[Stored data]

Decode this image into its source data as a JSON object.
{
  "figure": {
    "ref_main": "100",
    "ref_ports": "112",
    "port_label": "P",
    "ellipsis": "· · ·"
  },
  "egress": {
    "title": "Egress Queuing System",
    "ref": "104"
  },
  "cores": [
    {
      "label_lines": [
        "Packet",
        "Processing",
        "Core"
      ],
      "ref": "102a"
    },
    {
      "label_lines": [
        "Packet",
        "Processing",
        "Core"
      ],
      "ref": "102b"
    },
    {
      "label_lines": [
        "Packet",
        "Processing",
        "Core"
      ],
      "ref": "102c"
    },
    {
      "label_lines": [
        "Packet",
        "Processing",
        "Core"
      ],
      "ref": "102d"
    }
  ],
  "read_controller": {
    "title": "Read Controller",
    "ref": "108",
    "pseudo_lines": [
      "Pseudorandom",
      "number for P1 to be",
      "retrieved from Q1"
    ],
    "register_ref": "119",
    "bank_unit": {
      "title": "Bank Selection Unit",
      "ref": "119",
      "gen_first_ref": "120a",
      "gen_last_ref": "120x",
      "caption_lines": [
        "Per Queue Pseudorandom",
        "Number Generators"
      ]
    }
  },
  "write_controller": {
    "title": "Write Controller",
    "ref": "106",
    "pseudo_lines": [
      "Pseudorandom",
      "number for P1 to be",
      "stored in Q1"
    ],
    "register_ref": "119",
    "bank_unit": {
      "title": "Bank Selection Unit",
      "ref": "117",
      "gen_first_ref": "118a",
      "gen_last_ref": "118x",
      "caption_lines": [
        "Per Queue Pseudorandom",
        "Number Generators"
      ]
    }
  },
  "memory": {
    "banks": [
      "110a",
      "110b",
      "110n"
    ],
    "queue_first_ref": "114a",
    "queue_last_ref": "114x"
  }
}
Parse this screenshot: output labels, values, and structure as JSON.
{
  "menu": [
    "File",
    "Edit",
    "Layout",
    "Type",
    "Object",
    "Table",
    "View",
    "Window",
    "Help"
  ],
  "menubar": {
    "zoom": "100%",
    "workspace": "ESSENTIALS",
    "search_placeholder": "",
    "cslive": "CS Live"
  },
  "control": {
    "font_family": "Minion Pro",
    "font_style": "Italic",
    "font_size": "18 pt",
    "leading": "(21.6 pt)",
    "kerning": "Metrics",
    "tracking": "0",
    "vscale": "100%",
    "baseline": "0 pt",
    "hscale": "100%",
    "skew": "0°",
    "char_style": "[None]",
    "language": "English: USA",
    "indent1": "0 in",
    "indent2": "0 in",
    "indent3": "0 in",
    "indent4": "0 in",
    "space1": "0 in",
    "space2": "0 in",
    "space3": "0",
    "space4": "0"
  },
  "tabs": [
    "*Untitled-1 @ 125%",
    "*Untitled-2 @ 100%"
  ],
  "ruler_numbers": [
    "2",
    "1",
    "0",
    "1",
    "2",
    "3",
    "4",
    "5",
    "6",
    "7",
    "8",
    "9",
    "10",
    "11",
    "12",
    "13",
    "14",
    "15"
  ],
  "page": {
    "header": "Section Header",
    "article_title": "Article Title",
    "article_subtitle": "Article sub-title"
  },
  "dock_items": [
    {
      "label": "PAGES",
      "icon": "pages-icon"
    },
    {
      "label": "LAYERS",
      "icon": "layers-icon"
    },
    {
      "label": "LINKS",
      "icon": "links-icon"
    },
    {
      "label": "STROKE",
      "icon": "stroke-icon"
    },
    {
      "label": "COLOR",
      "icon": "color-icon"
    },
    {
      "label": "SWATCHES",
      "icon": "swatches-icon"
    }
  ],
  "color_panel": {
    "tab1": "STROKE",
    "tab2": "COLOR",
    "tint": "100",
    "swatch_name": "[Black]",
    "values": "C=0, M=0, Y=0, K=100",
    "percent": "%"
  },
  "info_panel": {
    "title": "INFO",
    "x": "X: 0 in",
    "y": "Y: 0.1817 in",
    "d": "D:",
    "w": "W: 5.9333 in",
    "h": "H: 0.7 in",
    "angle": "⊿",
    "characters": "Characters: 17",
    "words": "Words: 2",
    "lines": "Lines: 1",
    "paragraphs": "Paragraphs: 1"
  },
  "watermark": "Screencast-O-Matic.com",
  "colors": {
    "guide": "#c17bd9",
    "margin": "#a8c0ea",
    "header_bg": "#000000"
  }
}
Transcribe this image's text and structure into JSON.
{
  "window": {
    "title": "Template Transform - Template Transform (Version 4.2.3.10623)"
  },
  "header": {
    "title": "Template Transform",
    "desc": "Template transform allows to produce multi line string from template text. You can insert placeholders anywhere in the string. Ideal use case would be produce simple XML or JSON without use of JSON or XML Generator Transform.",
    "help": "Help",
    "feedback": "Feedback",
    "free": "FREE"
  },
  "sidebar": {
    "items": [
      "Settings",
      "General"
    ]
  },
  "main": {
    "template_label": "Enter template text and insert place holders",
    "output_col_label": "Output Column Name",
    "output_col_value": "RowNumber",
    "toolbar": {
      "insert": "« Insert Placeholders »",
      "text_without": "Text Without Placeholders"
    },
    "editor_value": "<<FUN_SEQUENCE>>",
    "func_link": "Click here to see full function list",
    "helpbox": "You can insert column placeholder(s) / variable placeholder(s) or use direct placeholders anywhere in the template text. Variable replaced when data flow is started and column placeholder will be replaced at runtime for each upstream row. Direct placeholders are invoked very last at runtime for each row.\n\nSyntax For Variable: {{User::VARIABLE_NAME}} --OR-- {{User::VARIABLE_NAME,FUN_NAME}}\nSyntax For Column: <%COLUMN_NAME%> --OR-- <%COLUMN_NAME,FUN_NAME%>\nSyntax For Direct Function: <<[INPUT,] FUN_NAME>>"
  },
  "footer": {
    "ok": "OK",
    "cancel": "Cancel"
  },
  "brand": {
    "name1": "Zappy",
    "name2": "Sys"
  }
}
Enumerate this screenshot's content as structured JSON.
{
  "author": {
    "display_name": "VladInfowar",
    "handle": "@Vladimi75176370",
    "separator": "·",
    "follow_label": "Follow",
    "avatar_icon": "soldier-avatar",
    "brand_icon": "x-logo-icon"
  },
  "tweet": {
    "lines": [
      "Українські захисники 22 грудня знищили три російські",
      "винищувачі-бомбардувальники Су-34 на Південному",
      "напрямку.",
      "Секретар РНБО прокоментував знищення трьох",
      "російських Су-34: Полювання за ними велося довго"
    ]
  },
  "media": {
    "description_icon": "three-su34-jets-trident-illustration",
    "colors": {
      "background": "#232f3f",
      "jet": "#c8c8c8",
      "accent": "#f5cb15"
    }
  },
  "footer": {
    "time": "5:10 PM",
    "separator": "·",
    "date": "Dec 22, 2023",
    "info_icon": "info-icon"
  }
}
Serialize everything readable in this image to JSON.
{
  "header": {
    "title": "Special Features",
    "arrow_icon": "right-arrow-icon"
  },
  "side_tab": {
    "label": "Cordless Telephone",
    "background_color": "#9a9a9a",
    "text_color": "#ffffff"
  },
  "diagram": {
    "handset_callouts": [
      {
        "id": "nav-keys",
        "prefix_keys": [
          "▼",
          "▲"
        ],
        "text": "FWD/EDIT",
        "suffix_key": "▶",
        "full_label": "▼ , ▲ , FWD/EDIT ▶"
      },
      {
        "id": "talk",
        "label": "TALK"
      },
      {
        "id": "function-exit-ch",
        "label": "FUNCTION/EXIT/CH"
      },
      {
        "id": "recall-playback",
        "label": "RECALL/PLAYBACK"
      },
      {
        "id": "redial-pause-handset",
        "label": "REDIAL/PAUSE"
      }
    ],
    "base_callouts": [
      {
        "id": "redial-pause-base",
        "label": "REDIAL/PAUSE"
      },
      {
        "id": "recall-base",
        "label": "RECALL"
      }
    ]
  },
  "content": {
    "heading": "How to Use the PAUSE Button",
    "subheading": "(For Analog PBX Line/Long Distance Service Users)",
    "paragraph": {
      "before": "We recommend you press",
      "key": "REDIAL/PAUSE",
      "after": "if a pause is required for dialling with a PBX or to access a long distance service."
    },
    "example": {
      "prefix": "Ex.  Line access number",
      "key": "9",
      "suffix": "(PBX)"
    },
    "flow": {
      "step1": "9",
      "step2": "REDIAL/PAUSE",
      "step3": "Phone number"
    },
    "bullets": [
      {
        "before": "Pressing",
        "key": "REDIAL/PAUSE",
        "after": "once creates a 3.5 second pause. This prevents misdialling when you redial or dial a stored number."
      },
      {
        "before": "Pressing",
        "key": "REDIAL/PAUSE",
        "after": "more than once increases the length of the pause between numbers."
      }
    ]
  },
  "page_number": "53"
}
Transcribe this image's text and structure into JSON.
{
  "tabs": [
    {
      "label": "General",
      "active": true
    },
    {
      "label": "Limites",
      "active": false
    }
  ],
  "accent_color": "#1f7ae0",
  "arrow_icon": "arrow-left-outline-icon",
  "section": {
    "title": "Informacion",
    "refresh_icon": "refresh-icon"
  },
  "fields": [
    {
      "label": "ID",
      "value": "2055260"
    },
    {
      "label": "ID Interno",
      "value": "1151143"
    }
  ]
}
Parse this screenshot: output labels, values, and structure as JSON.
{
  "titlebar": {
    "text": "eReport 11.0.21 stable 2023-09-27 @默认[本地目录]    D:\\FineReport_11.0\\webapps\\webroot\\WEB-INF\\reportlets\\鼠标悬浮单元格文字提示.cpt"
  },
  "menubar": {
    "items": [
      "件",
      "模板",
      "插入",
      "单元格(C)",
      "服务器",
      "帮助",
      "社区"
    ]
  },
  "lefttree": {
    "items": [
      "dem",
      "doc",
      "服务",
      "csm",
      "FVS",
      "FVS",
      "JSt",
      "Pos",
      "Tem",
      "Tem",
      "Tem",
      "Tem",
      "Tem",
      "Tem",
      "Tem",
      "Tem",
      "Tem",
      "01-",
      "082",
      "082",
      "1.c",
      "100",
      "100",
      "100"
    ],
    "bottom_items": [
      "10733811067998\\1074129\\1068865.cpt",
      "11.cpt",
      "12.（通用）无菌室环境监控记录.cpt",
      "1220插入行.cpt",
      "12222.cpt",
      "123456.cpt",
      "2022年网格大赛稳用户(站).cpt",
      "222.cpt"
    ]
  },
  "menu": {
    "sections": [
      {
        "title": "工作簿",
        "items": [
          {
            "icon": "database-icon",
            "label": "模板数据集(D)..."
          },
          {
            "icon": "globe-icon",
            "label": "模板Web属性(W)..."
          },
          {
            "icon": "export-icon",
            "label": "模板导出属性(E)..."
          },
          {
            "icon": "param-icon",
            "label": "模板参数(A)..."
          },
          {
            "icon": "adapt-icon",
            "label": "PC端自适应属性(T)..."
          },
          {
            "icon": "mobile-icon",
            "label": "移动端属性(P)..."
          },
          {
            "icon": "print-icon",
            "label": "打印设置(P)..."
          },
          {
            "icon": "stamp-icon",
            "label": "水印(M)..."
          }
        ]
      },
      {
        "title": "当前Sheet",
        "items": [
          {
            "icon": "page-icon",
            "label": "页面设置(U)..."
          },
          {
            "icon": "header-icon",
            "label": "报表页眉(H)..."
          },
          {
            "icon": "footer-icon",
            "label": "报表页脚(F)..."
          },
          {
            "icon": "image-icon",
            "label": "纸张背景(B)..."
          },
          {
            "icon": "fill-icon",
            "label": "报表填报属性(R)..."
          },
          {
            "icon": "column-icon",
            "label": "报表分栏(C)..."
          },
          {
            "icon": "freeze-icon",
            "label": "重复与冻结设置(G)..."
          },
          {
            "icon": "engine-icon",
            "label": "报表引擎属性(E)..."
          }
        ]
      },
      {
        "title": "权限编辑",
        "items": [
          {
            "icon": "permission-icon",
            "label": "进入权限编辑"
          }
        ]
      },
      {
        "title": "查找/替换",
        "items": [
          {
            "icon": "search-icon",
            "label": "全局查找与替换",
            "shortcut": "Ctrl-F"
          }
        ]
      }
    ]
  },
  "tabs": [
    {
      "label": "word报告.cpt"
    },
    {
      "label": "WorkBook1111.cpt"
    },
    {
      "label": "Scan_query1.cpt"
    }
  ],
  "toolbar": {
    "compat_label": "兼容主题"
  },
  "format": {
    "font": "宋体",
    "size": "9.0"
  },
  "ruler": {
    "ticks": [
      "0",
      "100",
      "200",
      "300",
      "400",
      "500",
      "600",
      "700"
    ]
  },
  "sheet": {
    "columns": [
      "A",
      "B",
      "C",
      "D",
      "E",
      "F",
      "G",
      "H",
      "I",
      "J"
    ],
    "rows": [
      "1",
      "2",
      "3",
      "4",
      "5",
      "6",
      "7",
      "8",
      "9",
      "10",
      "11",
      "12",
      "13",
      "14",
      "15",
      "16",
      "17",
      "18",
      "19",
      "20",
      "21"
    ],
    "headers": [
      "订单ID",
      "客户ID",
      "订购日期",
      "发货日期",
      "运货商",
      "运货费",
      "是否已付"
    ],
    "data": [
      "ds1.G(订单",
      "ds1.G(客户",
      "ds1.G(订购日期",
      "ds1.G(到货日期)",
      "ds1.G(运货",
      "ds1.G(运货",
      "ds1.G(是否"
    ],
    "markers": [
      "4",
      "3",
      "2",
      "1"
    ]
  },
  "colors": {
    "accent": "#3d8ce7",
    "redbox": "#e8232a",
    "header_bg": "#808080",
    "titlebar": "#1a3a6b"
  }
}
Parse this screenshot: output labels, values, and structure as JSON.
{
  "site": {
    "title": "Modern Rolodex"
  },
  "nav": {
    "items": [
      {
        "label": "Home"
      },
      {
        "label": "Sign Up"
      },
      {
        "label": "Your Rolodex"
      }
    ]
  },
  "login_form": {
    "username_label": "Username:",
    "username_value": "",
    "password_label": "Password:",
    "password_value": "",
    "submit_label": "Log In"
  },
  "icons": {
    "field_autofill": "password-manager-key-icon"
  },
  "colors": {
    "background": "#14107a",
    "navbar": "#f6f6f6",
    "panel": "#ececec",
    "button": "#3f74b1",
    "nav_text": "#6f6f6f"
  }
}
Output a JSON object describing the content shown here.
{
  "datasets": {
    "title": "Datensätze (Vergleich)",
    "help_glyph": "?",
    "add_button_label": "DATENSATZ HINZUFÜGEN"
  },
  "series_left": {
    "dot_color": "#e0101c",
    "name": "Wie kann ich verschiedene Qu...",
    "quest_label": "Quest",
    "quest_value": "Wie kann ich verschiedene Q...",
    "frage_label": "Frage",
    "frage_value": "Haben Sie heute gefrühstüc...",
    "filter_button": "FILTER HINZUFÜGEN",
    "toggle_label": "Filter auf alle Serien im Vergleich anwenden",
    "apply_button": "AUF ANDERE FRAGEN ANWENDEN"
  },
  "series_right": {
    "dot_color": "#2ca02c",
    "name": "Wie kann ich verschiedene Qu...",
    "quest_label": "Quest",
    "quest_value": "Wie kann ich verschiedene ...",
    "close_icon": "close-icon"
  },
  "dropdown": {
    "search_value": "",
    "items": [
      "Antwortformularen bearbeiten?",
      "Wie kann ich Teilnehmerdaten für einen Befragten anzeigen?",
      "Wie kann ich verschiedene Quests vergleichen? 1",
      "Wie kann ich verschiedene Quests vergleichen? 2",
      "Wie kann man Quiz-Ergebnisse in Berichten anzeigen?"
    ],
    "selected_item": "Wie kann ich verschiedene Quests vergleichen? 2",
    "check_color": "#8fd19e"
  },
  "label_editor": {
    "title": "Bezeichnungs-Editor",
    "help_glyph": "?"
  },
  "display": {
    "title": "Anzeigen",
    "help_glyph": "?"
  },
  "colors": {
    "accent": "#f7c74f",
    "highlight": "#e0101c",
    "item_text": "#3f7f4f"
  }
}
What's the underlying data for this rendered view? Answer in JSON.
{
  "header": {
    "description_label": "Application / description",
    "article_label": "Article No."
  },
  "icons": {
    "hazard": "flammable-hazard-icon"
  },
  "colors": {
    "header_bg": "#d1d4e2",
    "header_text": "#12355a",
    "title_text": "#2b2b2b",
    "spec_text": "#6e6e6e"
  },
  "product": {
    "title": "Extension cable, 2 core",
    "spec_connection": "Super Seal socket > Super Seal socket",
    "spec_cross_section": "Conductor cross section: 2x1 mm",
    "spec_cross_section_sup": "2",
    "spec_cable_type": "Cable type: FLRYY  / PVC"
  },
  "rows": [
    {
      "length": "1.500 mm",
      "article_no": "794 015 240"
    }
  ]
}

## STATED GOAL
Find all lines with "image" in them and copy each one.

## RESULT OF THIS TASK
Decode this image into its source data as a JSON object.
Transcribe this image's text and structure into JSON.
Serialize everything readable in this image to JSON.
Transcribe this image's text and structure into JSON.
            "icon": "image-icon",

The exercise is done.